Recorded data:
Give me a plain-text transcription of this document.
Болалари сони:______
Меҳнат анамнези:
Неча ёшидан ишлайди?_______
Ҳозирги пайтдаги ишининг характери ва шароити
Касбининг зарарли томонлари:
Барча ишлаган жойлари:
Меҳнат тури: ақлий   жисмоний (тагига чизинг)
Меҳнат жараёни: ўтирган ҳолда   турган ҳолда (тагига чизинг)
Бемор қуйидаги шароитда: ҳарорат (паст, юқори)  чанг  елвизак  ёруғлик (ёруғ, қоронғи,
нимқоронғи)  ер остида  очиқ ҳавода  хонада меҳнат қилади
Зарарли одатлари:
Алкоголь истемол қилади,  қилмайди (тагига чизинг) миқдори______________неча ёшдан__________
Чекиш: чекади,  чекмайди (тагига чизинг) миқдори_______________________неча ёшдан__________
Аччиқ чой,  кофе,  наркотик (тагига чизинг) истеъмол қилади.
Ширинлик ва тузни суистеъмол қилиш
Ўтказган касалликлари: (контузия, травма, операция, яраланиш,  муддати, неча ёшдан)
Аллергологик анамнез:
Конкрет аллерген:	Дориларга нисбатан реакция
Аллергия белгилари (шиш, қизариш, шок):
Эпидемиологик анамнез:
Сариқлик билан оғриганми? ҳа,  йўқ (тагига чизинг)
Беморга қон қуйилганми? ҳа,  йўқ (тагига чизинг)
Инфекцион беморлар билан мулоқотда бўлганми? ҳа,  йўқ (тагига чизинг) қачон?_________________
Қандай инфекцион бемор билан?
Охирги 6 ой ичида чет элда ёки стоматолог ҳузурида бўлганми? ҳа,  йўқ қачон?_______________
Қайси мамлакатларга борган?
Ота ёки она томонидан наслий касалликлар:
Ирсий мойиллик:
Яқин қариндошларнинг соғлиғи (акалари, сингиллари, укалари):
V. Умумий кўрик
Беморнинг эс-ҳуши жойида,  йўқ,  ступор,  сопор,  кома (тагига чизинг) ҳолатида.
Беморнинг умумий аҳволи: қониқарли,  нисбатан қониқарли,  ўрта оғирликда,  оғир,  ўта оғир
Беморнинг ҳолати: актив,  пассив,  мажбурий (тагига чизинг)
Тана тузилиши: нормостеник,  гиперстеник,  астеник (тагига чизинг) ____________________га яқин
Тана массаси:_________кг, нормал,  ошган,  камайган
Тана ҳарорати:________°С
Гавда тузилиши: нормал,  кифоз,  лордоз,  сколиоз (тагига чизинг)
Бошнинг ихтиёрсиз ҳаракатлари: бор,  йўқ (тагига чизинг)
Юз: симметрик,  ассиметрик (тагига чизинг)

**Exercise:** Set all of the entries down again, exactly as they were given.

**The answer:**
Give me a plain-text transcription of this document.
Болалари сони:______
Меҳнат анамнези:
Неча ёшидан ишлайди?_______
Ҳозирги пайтдаги ишининг характери ва шароити
Касбининг зарарли томонлари:
Барча ишлаган жойлари:
Меҳнат тури: ақлий   жисмоний (тагига чизинг)
Меҳнат жараёни: ўтирган ҳолда   турган ҳолда (тагига чизинг)
Бемор қуйидаги шароитда: ҳарорат (паст, юқори)  чанг  елвизак  ёруғлик (ёруғ, қоронғи,
нимқоронғи)  ер остида  очиқ ҳавода  хонада меҳнат қилади
Зарарли одатлари:
Алкоголь истемол қилади,  қилмайди (тагига чизинг) миқдори______________неча ёшдан__________
Чекиш: чекади,  чекмайди (тагига чизинг) миқдори_______________________неча ёшдан__________
Аччиқ чой,  кофе,  наркотик (тагига чизинг) истеъмол қилади.
Ширинлик ва тузни суистеъмол қилиш
Ўтказган касалликлари: (контузия, травма, операция, яраланиш,  муддати, неча ёшдан)
Аллергологик анамнез:
Конкрет аллерген:	Дориларга нисбатан реакция
Аллергия белгилари (шиш, қизариш, шок):
Эпидемиологик анамнез:
Сариқлик билан оғриганми? ҳа,  йўқ (тагига чизинг)
Беморга қон қуйилганми? ҳа,  йўқ (тагига чизинг)
Инфекцион беморлар билан мулоқотда бўлганми? ҳа,  йўқ (тагига чизинг) қачон?_________________
Қандай инфекцион бемор билан?
Охирги 6 ой ичида чет элда ёки стоматолог ҳузурида бўлганми? ҳа,  йўқ қачон?_______________
Қайси мамлакатларга борган?
Ота ёки она томонидан наслий касалликлар:
Ирсий мойиллик:
Яқин қариндошларнинг соғлиғи (акалари, сингиллари, укалари):
V. Умумий кўрик
Беморнинг эс-ҳуши жойида,  йўқ,  ступор,  сопор,  кома (тагига чизинг) ҳолатида.
Беморнинг умумий аҳволи: қониқарли,  нисбатан қониқарли,  ўрта оғирликда,  оғир,  ўта оғир
Беморнинг ҳолати: актив,  пассив,  мажбурий (тагига чизинг)
Тана тузилиши: нормостеник,  гиперстеник,  астеник (тагига чизинг) ____________________га яқин
Тана массаси:_________кг, нормал,  ошган,  камайган
Тана ҳарорати:________°С
Гавда тузилиши: нормал,  кифоз,  лордоз,  сколиоз (тагига чизинг)
Бошнинг ихтиёрсиз ҳаракатлари: бор,  йўқ (тагига чизинг)
Юз: симметрик,  ассиметрик (тагига чизинг)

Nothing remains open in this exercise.